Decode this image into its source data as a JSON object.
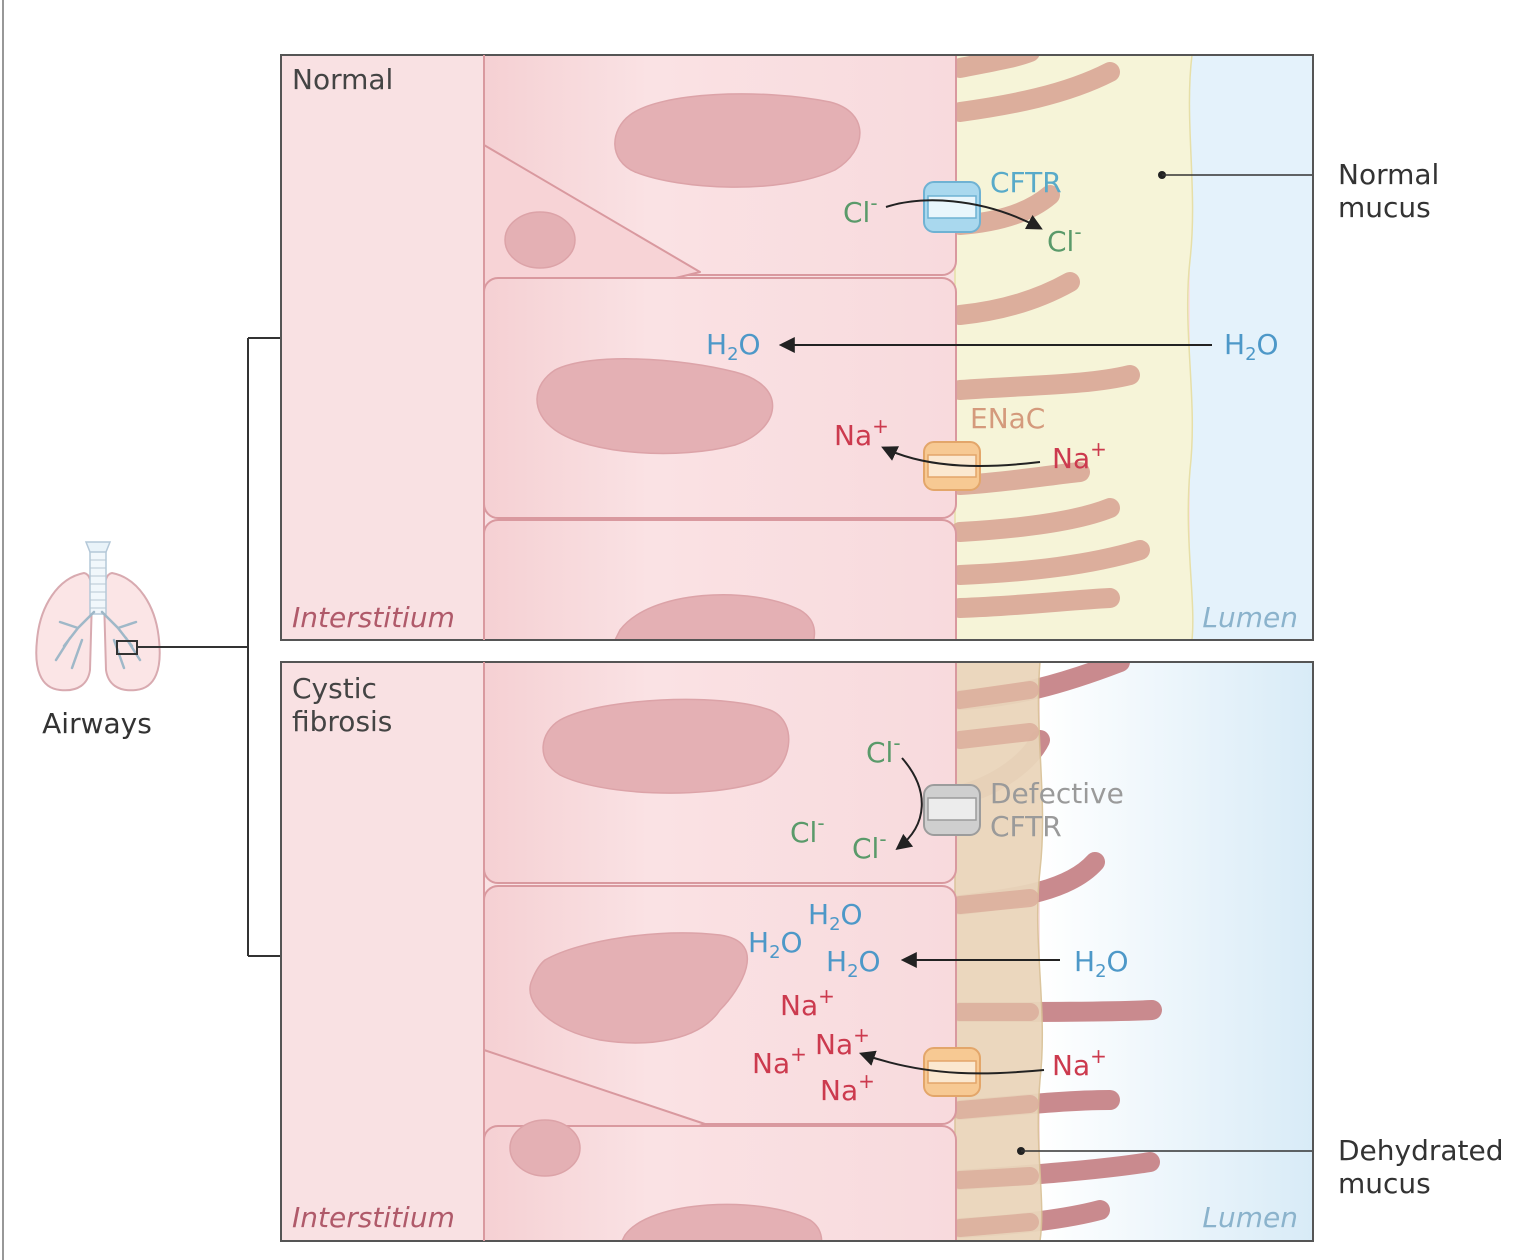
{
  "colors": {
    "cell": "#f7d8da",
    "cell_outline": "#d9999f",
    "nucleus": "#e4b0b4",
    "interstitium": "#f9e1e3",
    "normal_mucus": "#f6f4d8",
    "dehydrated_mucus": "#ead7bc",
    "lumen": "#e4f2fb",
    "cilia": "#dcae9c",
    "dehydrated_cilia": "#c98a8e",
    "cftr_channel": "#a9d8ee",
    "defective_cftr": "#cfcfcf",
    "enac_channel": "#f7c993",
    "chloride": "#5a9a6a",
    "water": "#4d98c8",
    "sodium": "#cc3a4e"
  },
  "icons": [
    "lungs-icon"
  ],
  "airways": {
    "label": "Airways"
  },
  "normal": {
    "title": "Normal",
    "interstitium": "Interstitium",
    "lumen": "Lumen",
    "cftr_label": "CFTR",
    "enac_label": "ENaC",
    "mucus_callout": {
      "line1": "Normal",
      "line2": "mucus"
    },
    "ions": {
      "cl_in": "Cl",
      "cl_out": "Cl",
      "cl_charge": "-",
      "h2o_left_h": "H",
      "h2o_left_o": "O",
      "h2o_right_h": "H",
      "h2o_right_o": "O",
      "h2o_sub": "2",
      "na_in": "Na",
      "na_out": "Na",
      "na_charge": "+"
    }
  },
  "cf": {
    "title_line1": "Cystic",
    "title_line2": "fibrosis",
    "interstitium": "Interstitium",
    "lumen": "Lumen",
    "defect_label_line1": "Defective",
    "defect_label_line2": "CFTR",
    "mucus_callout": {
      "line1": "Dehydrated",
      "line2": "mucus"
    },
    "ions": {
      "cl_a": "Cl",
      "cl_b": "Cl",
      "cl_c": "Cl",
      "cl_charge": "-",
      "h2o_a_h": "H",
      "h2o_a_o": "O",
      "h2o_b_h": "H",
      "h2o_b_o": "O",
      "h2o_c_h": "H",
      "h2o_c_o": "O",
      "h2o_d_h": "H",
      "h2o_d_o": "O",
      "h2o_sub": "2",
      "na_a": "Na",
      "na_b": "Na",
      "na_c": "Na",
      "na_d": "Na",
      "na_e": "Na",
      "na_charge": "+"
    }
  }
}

### [EXERCISE]
Reproduce every entry word for word, but skip any pictures.

### [THE OUTPUT]
Decode this image into its source data as a JSON object.
{
  "colors": {
    "cell": "#f7d8da",
    "cell_outline": "#d9999f",
    "nucleus": "#e4b0b4",
    "interstitium": "#f9e1e3",
    "normal_mucus": "#f6f4d8",
    "dehydrated_mucus": "#ead7bc",
    "lumen": "#e4f2fb",
    "cilia": "#dcae9c",
    "dehydrated_cilia": "#c98a8e",
    "cftr_channel": "#a9d8ee",
    "defective_cftr": "#cfcfcf",
    "enac_channel": "#f7c993",
    "chloride": "#5a9a6a",
    "water": "#4d98c8",
    "sodium": "#cc3a4e"
  },
  "icons": [
    "lungs-icon"
  ],
  "airways": {
    "label": "Airways"
  },
  "normal": {
    "title": "Normal",
    "interstitium": "Interstitium",
    "lumen": "Lumen",
    "cftr_label": "CFTR",
    "enac_label": "ENaC",
    "mucus_callout": {
      "line1": "Normal",
      "line2": "mucus"
    },
    "ions": {
      "cl_in": "Cl",
      "cl_out": "Cl",
      "cl_charge": "-",
      "h2o_left_h": "H",
      "h2o_left_o": "O",
      "h2o_right_h": "H",
      "h2o_right_o": "O",
      "h2o_sub": "2",
      "na_in": "Na",
      "na_out": "Na",
      "na_charge": "+"
    }
  },
  "cf": {
    "title_line1": "Cystic",
    "title_line2": "fibrosis",
    "interstitium": "Interstitium",
    "lumen": "Lumen",
    "defect_label_line1": "Defective",
    "defect_label_line2": "CFTR",
    "mucus_callout": {
      "line1": "Dehydrated",
      "line2": "mucus"
    },
    "ions": {
      "cl_a": "Cl",
      "cl_b": "Cl",
      "cl_c": "Cl",
      "cl_charge": "-",
      "h2o_a_h": "H",
      "h2o_a_o": "O",
      "h2o_b_h": "H",
      "h2o_b_o": "O",
      "h2o_c_h": "H",
      "h2o_c_o": "O",
      "h2o_d_h": "H",
      "h2o_d_o": "O",
      "h2o_sub": "2",
      "na_a": "Na",
      "na_b": "Na",
      "na_c": "Na",
      "na_d": "Na",
      "na_e": "Na",
      "na_charge": "+"
    }
  }
}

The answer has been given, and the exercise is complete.